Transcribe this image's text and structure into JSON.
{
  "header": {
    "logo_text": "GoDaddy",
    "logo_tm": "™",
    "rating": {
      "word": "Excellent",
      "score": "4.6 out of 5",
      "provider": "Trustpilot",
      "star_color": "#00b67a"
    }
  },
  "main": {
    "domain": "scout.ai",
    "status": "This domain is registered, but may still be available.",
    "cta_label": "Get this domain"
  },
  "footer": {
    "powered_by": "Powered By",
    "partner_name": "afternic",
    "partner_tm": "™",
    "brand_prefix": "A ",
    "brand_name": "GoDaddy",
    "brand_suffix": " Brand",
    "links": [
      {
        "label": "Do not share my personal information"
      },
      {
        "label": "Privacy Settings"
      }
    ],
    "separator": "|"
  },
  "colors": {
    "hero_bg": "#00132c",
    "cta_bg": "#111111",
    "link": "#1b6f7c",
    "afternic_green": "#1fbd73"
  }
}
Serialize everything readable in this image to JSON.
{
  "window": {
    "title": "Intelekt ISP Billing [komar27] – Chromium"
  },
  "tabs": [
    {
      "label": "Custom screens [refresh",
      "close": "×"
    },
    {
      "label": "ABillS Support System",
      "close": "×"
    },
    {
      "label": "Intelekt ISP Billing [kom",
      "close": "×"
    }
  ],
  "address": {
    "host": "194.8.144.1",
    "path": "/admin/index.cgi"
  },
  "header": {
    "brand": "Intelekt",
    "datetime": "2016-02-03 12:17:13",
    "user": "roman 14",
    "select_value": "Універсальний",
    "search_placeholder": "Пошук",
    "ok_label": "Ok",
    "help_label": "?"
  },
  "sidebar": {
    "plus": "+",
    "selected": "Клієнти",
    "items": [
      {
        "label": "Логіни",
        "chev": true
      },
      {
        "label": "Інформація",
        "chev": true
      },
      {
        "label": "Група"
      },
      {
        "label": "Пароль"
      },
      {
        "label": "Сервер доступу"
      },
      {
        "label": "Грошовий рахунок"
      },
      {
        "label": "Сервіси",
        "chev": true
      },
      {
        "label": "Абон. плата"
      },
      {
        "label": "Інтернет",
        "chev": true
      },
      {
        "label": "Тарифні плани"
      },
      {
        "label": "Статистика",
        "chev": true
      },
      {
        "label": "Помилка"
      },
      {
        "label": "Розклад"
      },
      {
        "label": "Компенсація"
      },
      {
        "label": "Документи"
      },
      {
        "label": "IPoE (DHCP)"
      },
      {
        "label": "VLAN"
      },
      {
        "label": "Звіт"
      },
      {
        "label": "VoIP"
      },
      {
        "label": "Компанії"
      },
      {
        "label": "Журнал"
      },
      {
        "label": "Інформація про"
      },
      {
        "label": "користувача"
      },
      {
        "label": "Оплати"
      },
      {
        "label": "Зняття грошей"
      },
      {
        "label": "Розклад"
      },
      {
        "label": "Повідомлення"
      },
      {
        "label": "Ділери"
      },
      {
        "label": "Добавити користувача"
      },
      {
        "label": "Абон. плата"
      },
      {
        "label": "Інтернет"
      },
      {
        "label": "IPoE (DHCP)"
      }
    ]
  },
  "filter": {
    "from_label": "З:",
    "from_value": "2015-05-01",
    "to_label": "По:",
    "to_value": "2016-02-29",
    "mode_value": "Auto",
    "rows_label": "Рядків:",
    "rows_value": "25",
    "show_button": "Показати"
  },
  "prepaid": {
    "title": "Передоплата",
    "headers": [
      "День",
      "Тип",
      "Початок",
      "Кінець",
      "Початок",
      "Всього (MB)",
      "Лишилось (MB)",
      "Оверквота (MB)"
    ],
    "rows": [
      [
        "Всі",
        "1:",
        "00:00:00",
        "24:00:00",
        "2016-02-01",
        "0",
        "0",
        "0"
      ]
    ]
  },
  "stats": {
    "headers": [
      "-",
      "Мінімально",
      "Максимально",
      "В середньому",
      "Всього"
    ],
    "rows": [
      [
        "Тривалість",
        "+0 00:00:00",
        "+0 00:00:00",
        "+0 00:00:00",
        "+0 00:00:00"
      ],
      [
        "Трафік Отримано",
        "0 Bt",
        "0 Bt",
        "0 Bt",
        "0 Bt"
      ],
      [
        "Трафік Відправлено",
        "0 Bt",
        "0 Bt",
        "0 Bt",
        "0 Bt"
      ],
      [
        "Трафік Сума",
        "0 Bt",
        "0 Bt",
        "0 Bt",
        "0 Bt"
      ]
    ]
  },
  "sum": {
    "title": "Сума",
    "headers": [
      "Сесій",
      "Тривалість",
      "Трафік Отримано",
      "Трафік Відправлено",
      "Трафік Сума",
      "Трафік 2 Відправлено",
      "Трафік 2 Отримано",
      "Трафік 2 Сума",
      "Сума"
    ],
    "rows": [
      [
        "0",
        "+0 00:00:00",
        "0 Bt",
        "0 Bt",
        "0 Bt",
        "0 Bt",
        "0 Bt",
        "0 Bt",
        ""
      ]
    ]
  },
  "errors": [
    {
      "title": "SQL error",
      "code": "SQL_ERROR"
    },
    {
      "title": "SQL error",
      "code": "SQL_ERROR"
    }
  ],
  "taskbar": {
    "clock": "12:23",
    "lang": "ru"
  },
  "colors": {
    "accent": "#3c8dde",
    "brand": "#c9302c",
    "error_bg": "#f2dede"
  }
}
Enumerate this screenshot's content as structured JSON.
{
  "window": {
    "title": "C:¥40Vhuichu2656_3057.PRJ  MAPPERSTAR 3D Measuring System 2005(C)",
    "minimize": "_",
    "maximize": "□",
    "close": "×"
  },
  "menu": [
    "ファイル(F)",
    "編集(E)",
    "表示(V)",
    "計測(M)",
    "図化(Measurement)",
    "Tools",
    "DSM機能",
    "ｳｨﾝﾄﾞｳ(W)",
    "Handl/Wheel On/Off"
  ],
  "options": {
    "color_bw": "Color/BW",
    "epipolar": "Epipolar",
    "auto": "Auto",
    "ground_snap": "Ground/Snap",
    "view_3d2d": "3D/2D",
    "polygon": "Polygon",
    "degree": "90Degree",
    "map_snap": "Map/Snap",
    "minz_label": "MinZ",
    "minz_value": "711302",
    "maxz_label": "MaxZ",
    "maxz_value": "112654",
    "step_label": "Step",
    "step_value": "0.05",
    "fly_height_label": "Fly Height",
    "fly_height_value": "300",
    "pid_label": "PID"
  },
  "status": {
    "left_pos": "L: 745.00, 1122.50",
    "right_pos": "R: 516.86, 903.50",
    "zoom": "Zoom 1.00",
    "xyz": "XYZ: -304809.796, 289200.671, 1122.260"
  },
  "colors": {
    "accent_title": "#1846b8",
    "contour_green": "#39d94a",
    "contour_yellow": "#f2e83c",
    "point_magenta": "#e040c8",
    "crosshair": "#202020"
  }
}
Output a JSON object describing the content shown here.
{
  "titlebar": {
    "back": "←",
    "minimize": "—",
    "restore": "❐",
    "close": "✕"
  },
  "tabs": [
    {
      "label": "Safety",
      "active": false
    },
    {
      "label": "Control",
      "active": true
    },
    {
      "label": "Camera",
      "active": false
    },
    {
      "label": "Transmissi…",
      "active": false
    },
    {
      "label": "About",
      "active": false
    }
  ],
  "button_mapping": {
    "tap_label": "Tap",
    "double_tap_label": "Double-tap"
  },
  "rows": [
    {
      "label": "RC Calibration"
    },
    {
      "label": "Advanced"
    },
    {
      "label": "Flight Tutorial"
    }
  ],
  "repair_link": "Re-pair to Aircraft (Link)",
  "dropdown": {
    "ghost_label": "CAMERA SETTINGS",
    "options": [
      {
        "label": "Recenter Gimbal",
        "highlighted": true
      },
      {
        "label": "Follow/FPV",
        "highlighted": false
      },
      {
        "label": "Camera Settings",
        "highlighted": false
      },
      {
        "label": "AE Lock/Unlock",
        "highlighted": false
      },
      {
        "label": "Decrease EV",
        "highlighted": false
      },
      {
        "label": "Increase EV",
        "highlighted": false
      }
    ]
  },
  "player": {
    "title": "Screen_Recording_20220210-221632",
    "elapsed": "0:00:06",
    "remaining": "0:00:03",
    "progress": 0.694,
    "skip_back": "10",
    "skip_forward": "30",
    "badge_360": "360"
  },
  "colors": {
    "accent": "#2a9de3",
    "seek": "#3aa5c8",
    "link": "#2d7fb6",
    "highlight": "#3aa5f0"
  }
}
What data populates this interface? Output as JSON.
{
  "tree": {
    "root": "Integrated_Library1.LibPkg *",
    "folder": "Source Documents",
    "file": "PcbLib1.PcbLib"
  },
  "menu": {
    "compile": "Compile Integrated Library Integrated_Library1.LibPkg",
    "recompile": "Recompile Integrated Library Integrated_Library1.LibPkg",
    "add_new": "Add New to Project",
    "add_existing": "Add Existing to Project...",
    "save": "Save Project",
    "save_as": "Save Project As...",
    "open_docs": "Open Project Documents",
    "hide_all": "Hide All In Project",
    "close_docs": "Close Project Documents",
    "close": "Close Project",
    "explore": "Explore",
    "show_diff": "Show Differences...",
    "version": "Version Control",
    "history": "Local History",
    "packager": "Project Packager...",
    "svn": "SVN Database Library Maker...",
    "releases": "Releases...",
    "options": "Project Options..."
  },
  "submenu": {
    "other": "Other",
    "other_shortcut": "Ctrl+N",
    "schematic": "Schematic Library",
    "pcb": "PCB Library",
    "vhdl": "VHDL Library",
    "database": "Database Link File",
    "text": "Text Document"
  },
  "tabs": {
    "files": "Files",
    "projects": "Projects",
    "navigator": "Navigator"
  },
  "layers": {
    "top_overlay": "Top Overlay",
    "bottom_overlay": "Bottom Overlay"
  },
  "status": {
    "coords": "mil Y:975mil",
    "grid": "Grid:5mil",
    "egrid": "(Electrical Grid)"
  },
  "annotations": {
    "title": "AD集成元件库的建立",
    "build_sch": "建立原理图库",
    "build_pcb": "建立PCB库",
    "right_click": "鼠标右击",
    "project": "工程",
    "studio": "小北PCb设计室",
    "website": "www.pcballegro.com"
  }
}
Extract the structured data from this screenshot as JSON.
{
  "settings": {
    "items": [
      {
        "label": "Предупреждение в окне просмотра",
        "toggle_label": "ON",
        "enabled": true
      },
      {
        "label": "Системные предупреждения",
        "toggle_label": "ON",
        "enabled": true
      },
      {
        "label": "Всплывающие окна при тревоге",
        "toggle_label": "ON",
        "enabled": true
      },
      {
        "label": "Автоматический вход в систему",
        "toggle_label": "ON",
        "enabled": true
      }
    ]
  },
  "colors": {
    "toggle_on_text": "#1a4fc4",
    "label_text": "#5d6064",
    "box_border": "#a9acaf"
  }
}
━━━━━━━━━━
### Required task
Only the lines from the one containing "Extract the structured" to the end of the records should be repeated, exactly as they appear.

### Reply
Extract the structured data from this screenshot as JSON.
{
  "settings": {
    "items": [
      {
        "label": "Предупреждение в окне просмотра",
        "toggle_label": "ON",
        "enabled": true
      },
      {
        "label": "Системные предупреждения",
        "toggle_label": "ON",
        "enabled": true
      },
      {
        "label": "Всплывающие окна при тревоге",
        "toggle_label": "ON",
        "enabled": true
      },
      {
        "label": "Автоматический вход в систему",
        "toggle_label": "ON",
        "enabled": true
      }
    ]
  },
  "colors": {
    "toggle_on_text": "#1a4fc4",
    "label_text": "#5d6064",
    "box_border": "#a9acaf"
  }
}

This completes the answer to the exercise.